*WHAT IS BEING ASKED*: In the listing below, locate the lines that hold the string "screenshot". Copy those lines.

--- start ---

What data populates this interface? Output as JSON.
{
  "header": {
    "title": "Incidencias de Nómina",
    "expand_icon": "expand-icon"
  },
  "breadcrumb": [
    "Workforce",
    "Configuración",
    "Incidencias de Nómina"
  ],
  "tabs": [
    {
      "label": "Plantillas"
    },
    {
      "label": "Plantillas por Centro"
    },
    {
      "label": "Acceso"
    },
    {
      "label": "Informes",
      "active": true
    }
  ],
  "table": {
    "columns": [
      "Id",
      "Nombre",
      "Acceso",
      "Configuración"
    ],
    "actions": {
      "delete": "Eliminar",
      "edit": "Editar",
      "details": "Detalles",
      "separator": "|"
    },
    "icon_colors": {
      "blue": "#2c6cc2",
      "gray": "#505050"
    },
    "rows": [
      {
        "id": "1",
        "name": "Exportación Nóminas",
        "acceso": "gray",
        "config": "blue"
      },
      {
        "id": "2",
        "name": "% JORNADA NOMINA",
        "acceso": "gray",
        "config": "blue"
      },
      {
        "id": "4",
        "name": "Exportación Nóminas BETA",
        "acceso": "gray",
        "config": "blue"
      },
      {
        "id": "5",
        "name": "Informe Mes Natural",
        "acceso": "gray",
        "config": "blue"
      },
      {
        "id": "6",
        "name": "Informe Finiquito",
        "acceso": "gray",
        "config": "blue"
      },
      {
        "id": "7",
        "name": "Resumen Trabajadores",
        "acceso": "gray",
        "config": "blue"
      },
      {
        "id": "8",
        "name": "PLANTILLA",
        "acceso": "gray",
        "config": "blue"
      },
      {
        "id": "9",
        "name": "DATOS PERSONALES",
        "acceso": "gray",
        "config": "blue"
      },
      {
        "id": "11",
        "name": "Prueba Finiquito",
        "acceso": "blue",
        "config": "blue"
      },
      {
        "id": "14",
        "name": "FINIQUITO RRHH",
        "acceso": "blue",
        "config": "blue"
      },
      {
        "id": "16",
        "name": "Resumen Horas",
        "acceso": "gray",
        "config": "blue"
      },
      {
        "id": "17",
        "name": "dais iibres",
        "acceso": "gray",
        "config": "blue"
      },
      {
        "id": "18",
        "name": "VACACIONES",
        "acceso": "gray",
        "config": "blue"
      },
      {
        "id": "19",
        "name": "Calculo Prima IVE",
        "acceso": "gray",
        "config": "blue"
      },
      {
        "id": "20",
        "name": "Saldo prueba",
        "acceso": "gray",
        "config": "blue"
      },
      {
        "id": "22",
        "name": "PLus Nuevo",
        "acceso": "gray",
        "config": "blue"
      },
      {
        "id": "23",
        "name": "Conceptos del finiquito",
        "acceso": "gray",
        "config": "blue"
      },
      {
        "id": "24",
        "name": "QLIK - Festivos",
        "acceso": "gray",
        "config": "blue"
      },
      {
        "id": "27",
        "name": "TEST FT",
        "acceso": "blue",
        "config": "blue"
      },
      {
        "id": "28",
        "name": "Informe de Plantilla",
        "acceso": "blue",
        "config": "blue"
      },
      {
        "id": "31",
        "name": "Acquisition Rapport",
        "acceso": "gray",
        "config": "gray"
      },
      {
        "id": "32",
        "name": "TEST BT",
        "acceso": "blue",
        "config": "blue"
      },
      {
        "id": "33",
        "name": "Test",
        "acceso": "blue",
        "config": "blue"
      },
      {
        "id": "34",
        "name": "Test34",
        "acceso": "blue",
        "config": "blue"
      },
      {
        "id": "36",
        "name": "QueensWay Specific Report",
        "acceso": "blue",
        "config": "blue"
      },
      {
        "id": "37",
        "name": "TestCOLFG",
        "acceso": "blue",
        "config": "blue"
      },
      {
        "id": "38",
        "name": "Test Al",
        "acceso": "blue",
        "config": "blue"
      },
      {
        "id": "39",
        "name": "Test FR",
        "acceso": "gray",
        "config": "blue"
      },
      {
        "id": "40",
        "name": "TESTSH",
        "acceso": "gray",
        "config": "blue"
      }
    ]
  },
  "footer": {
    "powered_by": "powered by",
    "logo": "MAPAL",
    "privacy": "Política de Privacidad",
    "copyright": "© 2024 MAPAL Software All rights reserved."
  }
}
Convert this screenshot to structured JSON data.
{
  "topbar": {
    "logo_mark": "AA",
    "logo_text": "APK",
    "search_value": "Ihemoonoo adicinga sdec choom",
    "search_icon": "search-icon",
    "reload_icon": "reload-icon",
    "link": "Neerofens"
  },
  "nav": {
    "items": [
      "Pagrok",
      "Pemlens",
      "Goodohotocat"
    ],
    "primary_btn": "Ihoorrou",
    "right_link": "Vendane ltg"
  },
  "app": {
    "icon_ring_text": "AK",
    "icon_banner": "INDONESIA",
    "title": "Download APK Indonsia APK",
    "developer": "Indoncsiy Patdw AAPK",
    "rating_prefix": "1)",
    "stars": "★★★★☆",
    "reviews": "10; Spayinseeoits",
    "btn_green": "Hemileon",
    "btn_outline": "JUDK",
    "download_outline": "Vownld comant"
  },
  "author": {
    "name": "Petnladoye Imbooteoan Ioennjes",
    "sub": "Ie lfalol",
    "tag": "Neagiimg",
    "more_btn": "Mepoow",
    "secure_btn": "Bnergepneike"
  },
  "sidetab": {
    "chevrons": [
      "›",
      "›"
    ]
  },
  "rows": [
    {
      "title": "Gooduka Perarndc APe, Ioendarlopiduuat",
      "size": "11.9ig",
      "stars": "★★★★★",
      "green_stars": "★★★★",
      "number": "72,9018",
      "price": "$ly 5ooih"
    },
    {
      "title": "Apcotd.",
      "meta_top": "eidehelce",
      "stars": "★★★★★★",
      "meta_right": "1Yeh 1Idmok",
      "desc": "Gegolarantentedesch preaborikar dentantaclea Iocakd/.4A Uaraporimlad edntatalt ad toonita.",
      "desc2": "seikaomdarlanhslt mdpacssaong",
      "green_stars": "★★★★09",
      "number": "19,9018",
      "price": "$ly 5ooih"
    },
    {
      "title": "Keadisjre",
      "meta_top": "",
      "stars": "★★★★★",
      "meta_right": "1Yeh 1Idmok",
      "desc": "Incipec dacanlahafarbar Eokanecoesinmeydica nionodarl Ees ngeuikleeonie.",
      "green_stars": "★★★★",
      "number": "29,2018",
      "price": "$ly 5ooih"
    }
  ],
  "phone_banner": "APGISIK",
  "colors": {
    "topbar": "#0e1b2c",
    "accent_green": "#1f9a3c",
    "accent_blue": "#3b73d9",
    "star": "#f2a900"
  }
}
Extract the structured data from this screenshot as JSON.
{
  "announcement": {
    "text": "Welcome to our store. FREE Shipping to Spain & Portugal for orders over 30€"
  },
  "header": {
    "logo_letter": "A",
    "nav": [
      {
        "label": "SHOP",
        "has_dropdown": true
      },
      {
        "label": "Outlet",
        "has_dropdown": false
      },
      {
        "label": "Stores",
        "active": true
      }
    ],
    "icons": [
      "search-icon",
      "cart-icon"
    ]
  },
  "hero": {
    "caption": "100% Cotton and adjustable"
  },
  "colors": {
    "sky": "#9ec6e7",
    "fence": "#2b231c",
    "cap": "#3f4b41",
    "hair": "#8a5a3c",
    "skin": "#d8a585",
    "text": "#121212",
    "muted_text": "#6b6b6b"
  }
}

--- end ---

*PROBLEM SOLUTION*:
Convert this screenshot to structured JSON data.
Extract the structured data from this screenshot as JSON.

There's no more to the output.